Dataset entries on figures:
____________________

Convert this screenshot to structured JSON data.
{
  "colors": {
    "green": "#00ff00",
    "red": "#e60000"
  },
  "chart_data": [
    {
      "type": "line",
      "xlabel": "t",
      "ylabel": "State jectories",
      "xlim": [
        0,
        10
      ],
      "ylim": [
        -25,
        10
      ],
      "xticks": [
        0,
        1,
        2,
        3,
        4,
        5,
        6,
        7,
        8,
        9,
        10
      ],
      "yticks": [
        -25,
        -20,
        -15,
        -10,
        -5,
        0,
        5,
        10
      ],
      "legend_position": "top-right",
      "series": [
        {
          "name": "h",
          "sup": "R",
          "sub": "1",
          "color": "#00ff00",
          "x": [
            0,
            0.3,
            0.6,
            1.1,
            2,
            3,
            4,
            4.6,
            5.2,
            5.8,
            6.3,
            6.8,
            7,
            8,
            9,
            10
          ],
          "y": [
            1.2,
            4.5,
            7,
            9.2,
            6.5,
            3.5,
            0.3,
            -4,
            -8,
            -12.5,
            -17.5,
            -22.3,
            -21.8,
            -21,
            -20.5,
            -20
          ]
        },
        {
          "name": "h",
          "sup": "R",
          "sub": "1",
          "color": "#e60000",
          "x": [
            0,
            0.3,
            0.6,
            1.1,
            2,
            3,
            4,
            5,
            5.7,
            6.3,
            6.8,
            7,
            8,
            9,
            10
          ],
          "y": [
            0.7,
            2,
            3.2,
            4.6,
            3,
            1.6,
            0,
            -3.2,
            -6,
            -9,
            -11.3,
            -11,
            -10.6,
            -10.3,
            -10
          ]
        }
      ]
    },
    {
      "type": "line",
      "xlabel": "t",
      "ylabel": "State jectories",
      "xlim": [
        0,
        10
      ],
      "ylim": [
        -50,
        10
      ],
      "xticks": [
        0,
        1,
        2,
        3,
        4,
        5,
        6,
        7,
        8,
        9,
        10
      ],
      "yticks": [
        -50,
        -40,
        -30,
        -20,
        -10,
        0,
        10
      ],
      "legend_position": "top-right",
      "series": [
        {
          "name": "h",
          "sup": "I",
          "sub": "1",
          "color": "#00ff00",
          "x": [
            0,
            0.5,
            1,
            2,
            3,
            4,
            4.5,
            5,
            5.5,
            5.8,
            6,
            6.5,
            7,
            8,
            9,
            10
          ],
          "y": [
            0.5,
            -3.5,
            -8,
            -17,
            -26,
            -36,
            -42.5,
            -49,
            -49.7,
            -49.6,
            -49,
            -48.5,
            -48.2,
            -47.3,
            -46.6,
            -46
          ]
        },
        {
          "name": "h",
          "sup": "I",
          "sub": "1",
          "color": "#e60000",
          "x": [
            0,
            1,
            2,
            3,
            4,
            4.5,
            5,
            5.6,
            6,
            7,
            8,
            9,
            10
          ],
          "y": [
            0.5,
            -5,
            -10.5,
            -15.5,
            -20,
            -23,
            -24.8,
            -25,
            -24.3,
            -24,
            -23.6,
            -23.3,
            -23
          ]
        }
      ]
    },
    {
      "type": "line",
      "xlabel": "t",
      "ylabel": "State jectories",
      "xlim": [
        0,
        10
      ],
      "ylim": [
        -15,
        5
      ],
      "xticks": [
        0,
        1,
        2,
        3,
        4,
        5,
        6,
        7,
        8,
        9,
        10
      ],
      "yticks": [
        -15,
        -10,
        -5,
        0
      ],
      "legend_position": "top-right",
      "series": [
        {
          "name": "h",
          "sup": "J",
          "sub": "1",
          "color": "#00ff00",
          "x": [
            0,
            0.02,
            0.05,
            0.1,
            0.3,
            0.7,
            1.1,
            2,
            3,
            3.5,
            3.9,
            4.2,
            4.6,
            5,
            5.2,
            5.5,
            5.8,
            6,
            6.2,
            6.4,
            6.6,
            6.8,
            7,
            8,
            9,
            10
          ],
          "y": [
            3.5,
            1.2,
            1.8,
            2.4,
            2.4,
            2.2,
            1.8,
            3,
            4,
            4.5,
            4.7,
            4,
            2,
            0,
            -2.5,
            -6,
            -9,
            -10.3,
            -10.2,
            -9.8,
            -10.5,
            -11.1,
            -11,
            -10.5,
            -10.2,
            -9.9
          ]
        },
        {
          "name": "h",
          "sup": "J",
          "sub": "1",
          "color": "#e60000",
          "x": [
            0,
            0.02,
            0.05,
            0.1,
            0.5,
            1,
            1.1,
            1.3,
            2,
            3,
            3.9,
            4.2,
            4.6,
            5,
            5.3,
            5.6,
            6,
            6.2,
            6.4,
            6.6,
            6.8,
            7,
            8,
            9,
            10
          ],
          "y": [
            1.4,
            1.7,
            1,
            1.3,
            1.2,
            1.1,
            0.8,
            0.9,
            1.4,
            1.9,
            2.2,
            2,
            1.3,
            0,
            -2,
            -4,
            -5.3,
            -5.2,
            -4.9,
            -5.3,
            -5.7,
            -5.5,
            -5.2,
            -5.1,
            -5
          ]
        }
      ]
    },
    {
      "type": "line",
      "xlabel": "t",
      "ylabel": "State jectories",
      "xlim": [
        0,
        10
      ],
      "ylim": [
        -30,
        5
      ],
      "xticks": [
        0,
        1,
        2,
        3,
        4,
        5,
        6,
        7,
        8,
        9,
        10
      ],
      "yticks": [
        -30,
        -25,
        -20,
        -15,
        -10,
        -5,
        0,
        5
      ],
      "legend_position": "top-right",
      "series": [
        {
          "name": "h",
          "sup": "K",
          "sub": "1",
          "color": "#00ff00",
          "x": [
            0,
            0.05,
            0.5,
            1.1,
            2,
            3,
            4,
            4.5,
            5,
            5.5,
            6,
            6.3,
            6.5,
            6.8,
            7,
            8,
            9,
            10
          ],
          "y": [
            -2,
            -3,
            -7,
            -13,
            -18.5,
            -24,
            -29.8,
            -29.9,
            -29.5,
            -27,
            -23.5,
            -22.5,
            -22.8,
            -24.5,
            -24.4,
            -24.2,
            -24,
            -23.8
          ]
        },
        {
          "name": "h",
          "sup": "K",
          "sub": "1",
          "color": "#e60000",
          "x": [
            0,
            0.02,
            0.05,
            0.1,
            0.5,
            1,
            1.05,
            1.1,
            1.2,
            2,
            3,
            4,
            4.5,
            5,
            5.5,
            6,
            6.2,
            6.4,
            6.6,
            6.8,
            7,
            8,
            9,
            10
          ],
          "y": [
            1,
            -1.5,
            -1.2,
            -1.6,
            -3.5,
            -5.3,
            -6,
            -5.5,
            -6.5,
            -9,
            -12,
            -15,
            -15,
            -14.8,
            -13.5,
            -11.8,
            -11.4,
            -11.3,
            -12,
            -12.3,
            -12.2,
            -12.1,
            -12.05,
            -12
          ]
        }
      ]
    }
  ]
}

____________________

* Stated goal *
All records above must be set down exactly, please.

* Reply *
Convert this screenshot to structured JSON data.
{
  "colors": {
    "green": "#00ff00",
    "red": "#e60000"
  },
  "chart_data": [
    {
      "type": "line",
      "xlabel": "t",
      "ylabel": "State jectories",
      "xlim": [
        0,
        10
      ],
      "ylim": [
        -25,
        10
      ],
      "xticks": [
        0,
        1,
        2,
        3,
        4,
        5,
        6,
        7,
        8,
        9,
        10
      ],
      "yticks": [
        -25,
        -20,
        -15,
        -10,
        -5,
        0,
        5,
        10
      ],
      "legend_position": "top-right",
      "series": [
        {
          "name": "h",
          "sup": "R",
          "sub": "1",
          "color": "#00ff00",
          "x": [
            0,
            0.3,
            0.6,
            1.1,
            2,
            3,
            4,
            4.6,
            5.2,
            5.8,
            6.3,
            6.8,
            7,
            8,
            9,
            10
          ],
          "y": [
            1.2,
            4.5,
            7,
            9.2,
            6.5,
            3.5,
            0.3,
            -4,
            -8,
            -12.5,
            -17.5,
            -22.3,
            -21.8,
            -21,
            -20.5,
            -20
          ]
        },
        {
          "name": "h",
          "sup": "R",
          "sub": "1",
          "color": "#e60000",
          "x": [
            0,
            0.3,
            0.6,
            1.1,
            2,
            3,
            4,
            5,
            5.7,
            6.3,
            6.8,
            7,
            8,
            9,
            10
          ],
          "y": [
            0.7,
            2,
            3.2,
            4.6,
            3,
            1.6,
            0,
            -3.2,
            -6,
            -9,
            -11.3,
            -11,
            -10.6,
            -10.3,
            -10
          ]
        }
      ]
    },
    {
      "type": "line",
      "xlabel": "t",
      "ylabel": "State jectories",
      "xlim": [
        0,
        10
      ],
      "ylim": [
        -50,
        10
      ],
      "xticks": [
        0,
        1,
        2,
        3,
        4,
        5,
        6,
        7,
        8,
        9,
        10
      ],
      "yticks": [
        -50,
        -40,
        -30,
        -20,
        -10,
        0,
        10
      ],
      "legend_position": "top-right",
      "series": [
        {
          "name": "h",
          "sup": "I",
          "sub": "1",
          "color": "#00ff00",
          "x": [
            0,
            0.5,
            1,
            2,
            3,
            4,
            4.5,
            5,
            5.5,
            5.8,
            6,
            6.5,
            7,
            8,
            9,
            10
          ],
          "y": [
            0.5,
            -3.5,
            -8,
            -17,
            -26,
            -36,
            -42.5,
            -49,
            -49.7,
            -49.6,
            -49,
            -48.5,
            -48.2,
            -47.3,
            -46.6,
            -46
          ]
        },
        {
          "name": "h",
          "sup": "I",
          "sub": "1",
          "color": "#e60000",
          "x": [
            0,
            1,
            2,
            3,
            4,
            4.5,
            5,
            5.6,
            6,
            7,
            8,
            9,
            10
          ],
          "y": [
            0.5,
            -5,
            -10.5,
            -15.5,
            -20,
            -23,
            -24.8,
            -25,
            -24.3,
            -24,
            -23.6,
            -23.3,
            -23
          ]
        }
      ]
    },
    {
      "type": "line",
      "xlabel": "t",
      "ylabel": "State jectories",
      "xlim": [
        0,
        10
      ],
      "ylim": [
        -15,
        5
      ],
      "xticks": [
        0,
        1,
        2,
        3,
        4,
        5,
        6,
        7,
        8,
        9,
        10
      ],
      "yticks": [
        -15,
        -10,
        -5,
        0
      ],
      "legend_position": "top-right",
      "series": [
        {
          "name": "h",
          "sup": "J",
          "sub": "1",
          "color": "#00ff00",
          "x": [
            0,
            0.02,
            0.05,
            0.1,
            0.3,
            0.7,
            1.1,
            2,
            3,
            3.5,
            3.9,
            4.2,
            4.6,
            5,
            5.2,
            5.5,
            5.8,
            6,
            6.2,
            6.4,
            6.6,
            6.8,
            7,
            8,
            9,
            10
          ],
          "y": [
            3.5,
            1.2,
            1.8,
            2.4,
            2.4,
            2.2,
            1.8,
            3,
            4,
            4.5,
            4.7,
            4,
            2,
            0,
            -2.5,
            -6,
            -9,
            -10.3,
            -10.2,
            -9.8,
            -10.5,
            -11.1,
            -11,
            -10.5,
            -10.2,
            -9.9
          ]
        },
        {
          "name": "h",
          "sup": "J",
          "sub": "1",
          "color": "#e60000",
          "x": [
            0,
            0.02,
            0.05,
            0.1,
            0.5,
            1,
            1.1,
            1.3,
            2,
            3,
            3.9,
            4.2,
            4.6,
            5,
            5.3,
            5.6,
            6,
            6.2,
            6.4,
            6.6,
            6.8,
            7,
            8,
            9,
            10
          ],
          "y": [
            1.4,
            1.7,
            1,
            1.3,
            1.2,
            1.1,
            0.8,
            0.9,
            1.4,
            1.9,
            2.2,
            2,
            1.3,
            0,
            -2,
            -4,
            -5.3,
            -5.2,
            -4.9,
            -5.3,
            -5.7,
            -5.5,
            -5.2,
            -5.1,
            -5
          ]
        }
      ]
    },
    {
      "type": "line",
      "xlabel": "t",
      "ylabel": "State jectories",
      "xlim": [
        0,
        10
      ],
      "ylim": [
        -30,
        5
      ],
      "xticks": [
        0,
        1,
        2,
        3,
        4,
        5,
        6,
        7,
        8,
        9,
        10
      ],
      "yticks": [
        -30,
        -25,
        -20,
        -15,
        -10,
        -5,
        0,
        5
      ],
      "legend_position": "top-right",
      "series": [
        {
          "name": "h",
          "sup": "K",
          "sub": "1",
          "color": "#00ff00",
          "x": [
            0,
            0.05,
            0.5,
            1.1,
            2,
            3,
            4,
            4.5,
            5,
            5.5,
            6,
            6.3,
            6.5,
            6.8,
            7,
            8,
            9,
            10
          ],
          "y": [
            -2,
            -3,
            -7,
            -13,
            -18.5,
            -24,
            -29.8,
            -29.9,
            -29.5,
            -27,
            -23.5,
            -22.5,
            -22.8,
            -24.5,
            -24.4,
            -24.2,
            -24,
            -23.8
          ]
        },
        {
          "name": "h",
          "sup": "K",
          "sub": "1",
          "color": "#e60000",
          "x": [
            0,
            0.02,
            0.05,
            0.1,
            0.5,
            1,
            1.05,
            1.1,
            1.2,
            2,
            3,
            4,
            4.5,
            5,
            5.5,
            6,
            6.2,
            6.4,
            6.6,
            6.8,
            7,
            8,
            9,
            10
          ],
          "y": [
            1,
            -1.5,
            -1.2,
            -1.6,
            -3.5,
            -5.3,
            -6,
            -5.5,
            -6.5,
            -9,
            -12,
            -15,
            -15,
            -14.8,
            -13.5,
            -11.8,
            -11.4,
            -11.3,
            -12,
            -12.3,
            -12.2,
            -12.1,
            -12.05,
            -12
          ]
        }
      ]
    }
  ]
}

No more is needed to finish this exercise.